-- START OF Extracted information --
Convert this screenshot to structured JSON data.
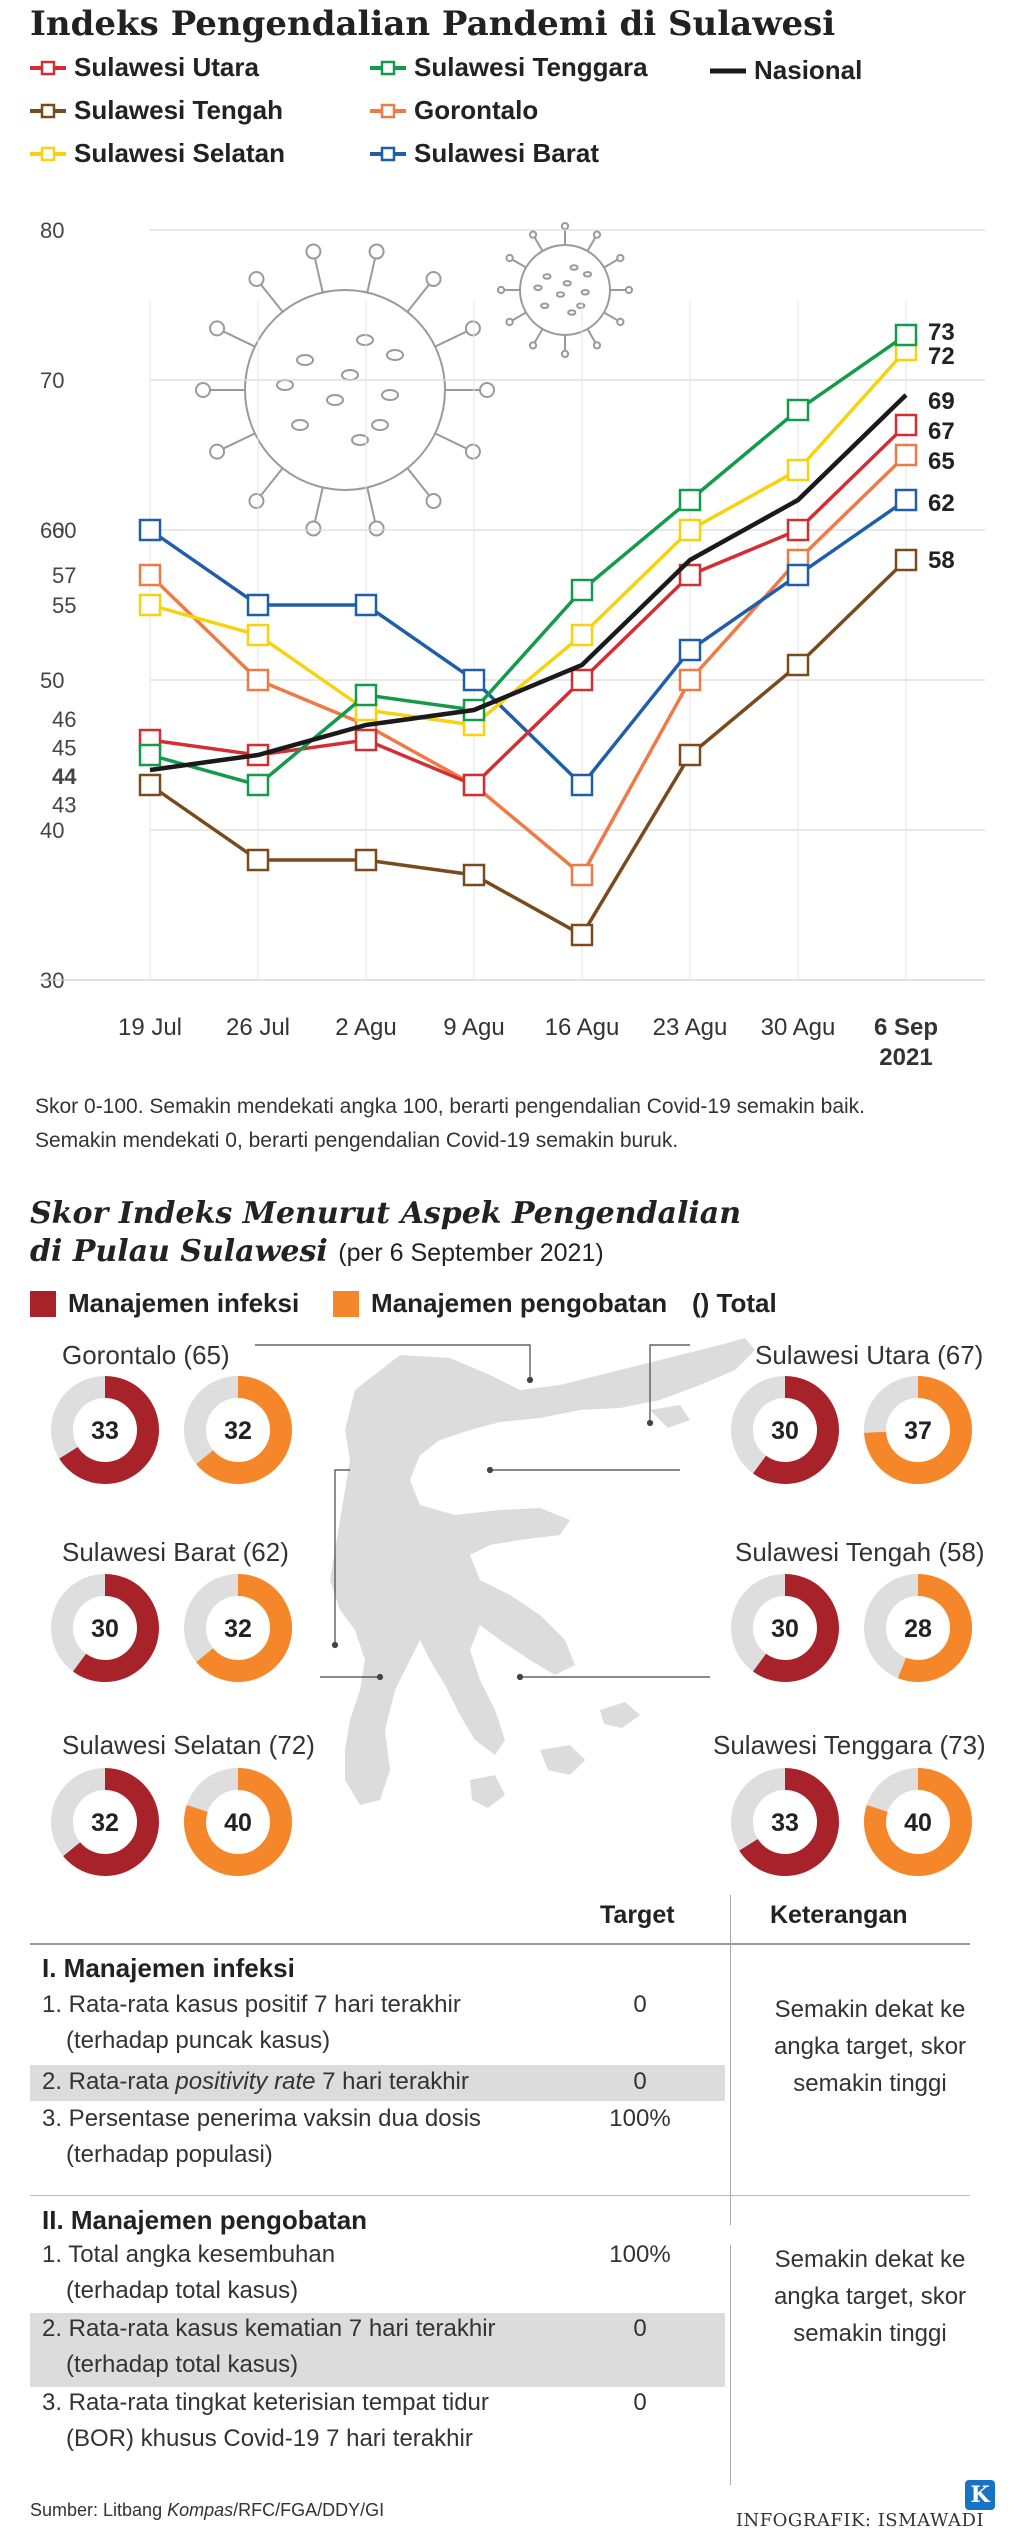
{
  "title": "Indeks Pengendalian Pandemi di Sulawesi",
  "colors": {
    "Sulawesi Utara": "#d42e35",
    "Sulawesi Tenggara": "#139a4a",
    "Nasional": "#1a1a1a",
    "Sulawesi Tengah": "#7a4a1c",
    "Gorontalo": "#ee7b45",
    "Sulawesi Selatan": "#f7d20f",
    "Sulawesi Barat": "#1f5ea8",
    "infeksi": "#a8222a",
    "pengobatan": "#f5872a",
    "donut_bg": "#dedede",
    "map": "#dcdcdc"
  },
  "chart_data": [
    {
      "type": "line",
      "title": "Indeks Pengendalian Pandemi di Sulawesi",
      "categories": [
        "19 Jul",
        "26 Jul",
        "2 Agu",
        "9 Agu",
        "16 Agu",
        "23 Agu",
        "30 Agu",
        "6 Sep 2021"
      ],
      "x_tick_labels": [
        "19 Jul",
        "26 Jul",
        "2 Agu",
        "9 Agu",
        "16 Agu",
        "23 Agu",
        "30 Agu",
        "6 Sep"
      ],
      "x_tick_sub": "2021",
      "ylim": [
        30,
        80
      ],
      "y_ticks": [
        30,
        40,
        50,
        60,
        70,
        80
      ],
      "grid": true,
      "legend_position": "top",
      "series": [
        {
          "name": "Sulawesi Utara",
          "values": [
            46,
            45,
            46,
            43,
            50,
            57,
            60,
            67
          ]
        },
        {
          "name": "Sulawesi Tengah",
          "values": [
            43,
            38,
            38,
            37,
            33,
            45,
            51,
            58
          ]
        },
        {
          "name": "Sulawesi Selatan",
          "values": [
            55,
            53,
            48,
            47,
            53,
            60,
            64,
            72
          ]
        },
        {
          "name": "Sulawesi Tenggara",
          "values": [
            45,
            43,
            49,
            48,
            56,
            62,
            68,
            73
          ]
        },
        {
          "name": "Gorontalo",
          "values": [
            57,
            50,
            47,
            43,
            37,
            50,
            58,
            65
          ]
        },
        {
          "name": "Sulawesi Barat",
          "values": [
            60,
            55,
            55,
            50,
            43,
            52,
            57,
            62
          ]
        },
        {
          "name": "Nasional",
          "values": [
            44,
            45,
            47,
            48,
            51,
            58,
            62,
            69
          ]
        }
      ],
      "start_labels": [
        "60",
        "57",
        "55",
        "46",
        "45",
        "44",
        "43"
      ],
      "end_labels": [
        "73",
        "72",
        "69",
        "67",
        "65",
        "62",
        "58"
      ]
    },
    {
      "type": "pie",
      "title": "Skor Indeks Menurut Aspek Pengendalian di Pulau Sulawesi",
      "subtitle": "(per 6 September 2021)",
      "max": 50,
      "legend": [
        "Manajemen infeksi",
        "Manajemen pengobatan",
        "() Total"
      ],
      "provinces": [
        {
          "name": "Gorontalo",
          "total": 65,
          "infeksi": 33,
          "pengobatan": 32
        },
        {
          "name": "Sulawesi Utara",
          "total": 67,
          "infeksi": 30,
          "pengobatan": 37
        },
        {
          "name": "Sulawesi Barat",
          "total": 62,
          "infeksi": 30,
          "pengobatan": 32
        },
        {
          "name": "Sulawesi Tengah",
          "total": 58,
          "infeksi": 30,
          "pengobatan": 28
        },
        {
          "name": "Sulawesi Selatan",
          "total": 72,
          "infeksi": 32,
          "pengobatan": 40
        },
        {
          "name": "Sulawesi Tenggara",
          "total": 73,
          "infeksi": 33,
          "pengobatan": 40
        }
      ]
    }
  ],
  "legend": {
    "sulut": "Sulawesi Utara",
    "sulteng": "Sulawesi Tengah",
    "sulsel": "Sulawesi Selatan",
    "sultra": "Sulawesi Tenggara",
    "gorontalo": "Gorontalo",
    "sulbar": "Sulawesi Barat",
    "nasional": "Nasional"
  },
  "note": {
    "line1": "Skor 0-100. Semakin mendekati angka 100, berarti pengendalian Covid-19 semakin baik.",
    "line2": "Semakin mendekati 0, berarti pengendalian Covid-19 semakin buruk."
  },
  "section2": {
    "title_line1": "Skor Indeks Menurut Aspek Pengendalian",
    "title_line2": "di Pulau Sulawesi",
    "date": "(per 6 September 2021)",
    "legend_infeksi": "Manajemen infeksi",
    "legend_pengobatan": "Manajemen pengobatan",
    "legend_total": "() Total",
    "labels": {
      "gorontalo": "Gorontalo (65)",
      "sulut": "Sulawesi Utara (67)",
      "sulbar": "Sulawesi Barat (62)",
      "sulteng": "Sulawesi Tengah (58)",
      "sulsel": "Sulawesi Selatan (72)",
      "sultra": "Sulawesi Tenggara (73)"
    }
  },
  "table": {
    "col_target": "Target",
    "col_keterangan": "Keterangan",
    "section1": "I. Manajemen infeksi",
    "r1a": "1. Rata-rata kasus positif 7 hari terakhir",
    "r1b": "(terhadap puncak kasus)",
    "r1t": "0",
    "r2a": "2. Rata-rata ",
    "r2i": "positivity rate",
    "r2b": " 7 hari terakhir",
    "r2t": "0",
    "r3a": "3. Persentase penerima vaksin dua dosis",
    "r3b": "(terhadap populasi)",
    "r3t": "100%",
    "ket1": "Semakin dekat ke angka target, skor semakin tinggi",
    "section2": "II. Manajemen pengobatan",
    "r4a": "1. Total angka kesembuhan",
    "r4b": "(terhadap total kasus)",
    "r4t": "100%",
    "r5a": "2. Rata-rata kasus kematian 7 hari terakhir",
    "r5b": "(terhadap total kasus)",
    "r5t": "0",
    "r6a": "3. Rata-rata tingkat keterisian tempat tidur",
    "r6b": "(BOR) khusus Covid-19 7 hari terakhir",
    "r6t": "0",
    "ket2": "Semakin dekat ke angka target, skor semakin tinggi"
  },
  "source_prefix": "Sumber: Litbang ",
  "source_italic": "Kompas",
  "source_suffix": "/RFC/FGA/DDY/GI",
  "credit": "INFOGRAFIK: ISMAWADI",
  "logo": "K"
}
-- END OF Extracted information --
▶ _Task instructions_:
Copy out every line that includes the word "rata".

▶ _Exercise response_:
    "r1a": "1. Rata-rata kasus positif 7 hari terakhir",
    "r2a": "2. Rata-rata ",
    "r5a": "2. Rata-rata kasus kematian 7 hari terakhir",
    "r6a": "3. Rata-rata tingkat keterisian tempat tidur",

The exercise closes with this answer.